# WHAT THE EXERCISE ASKS
In the copy, keep every record exact and leave out all images.

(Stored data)
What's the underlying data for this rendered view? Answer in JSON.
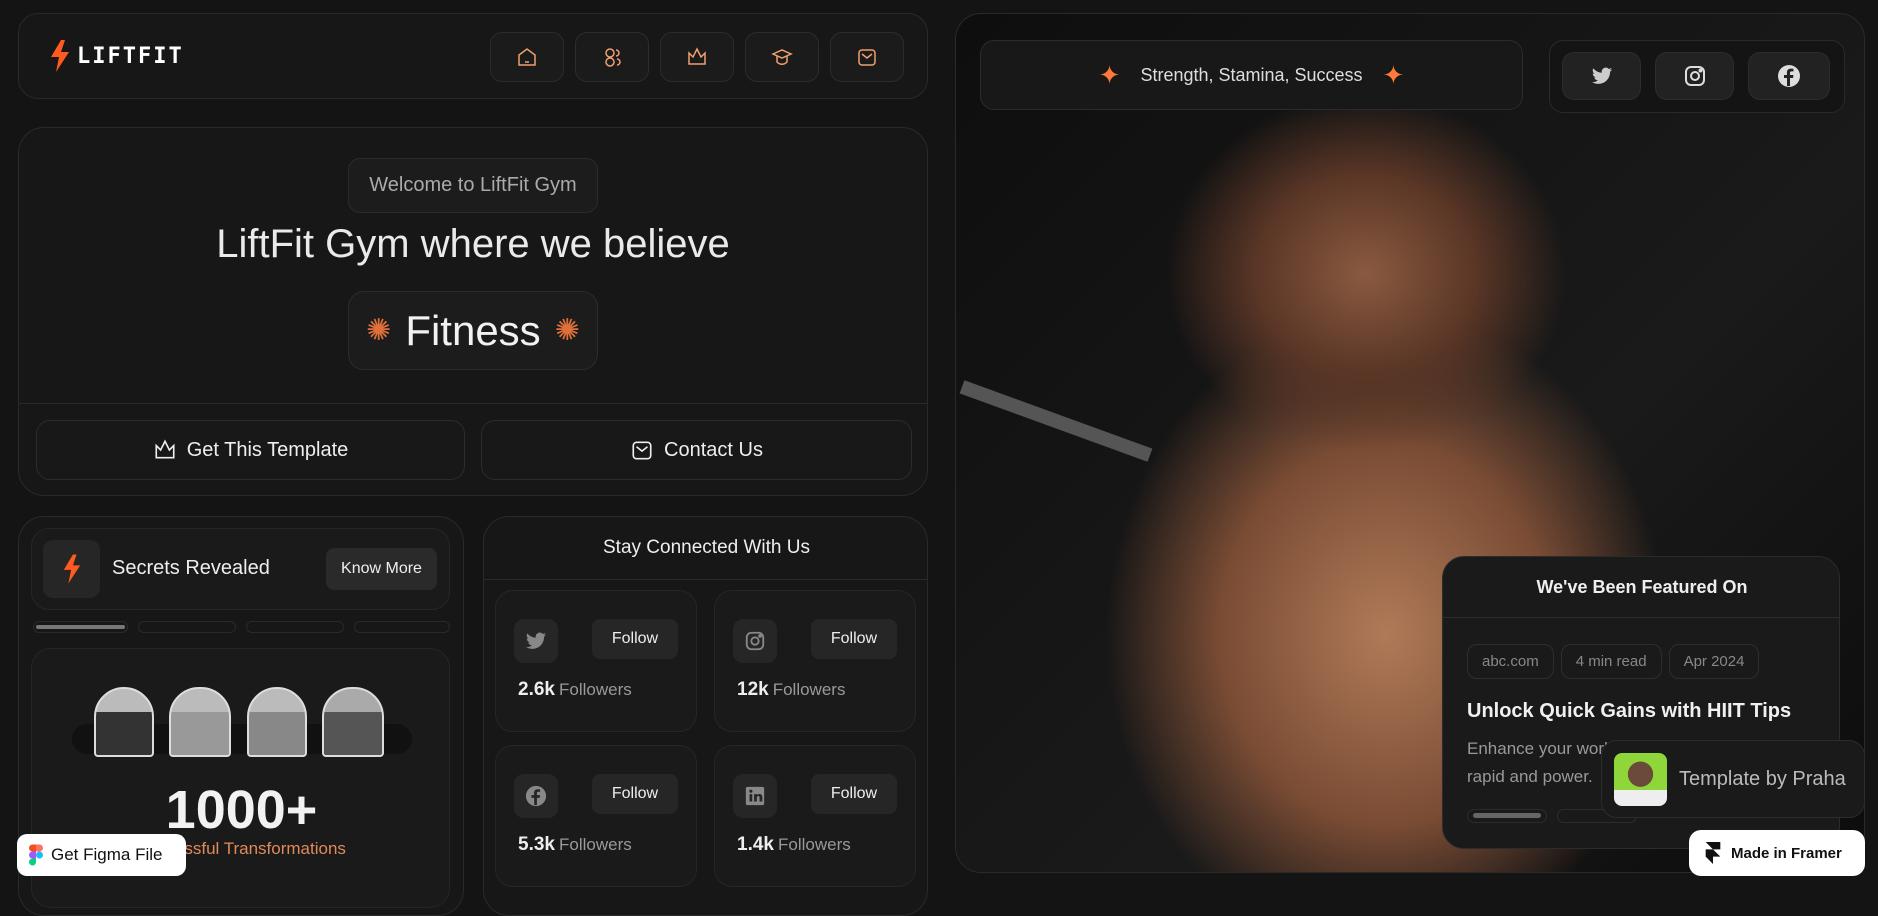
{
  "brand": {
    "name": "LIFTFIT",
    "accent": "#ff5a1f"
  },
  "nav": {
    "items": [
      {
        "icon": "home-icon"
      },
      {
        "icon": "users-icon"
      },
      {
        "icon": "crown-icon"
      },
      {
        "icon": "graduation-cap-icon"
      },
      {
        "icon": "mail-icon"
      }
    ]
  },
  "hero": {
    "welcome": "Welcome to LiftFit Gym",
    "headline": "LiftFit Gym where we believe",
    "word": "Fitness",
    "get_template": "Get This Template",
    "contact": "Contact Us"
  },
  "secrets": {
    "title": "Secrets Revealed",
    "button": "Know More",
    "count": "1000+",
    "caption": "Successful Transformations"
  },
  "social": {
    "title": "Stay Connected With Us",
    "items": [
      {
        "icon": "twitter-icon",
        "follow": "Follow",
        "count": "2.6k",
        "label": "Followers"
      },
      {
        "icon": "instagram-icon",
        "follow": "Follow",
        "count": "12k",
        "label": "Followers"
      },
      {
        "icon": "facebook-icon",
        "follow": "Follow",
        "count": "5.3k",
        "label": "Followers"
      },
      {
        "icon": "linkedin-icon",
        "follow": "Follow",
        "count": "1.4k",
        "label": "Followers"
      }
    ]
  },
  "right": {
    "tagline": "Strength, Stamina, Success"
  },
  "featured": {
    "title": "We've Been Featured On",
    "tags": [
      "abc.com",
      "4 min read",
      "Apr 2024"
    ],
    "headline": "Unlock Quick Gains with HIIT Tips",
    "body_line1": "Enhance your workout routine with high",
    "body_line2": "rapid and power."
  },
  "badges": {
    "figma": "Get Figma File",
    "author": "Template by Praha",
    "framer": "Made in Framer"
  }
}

# SOLUTION FOR THIS PROBLEM
What's the underlying data for this rendered view? Answer in JSON.
{
  "brand": {
    "name": "LIFTFIT",
    "accent": "#ff5a1f"
  },
  "nav": {
    "items": [
      {
        "icon": "home-icon"
      },
      {
        "icon": "users-icon"
      },
      {
        "icon": "crown-icon"
      },
      {
        "icon": "graduation-cap-icon"
      },
      {
        "icon": "mail-icon"
      }
    ]
  },
  "hero": {
    "welcome": "Welcome to LiftFit Gym",
    "headline": "LiftFit Gym where we believe",
    "word": "Fitness",
    "get_template": "Get This Template",
    "contact": "Contact Us"
  },
  "secrets": {
    "title": "Secrets Revealed",
    "button": "Know More",
    "count": "1000+",
    "caption": "Successful Transformations"
  },
  "social": {
    "title": "Stay Connected With Us",
    "items": [
      {
        "icon": "twitter-icon",
        "follow": "Follow",
        "count": "2.6k",
        "label": "Followers"
      },
      {
        "icon": "instagram-icon",
        "follow": "Follow",
        "count": "12k",
        "label": "Followers"
      },
      {
        "icon": "facebook-icon",
        "follow": "Follow",
        "count": "5.3k",
        "label": "Followers"
      },
      {
        "icon": "linkedin-icon",
        "follow": "Follow",
        "count": "1.4k",
        "label": "Followers"
      }
    ]
  },
  "right": {
    "tagline": "Strength, Stamina, Success"
  },
  "featured": {
    "title": "We've Been Featured On",
    "tags": [
      "abc.com",
      "4 min read",
      "Apr 2024"
    ],
    "headline": "Unlock Quick Gains with HIIT Tips",
    "body_line1": "Enhance your workout routine with high",
    "body_line2": "rapid and power."
  },
  "badges": {
    "figma": "Get Figma File",
    "author": "Template by Praha",
    "framer": "Made in Framer"
  }
}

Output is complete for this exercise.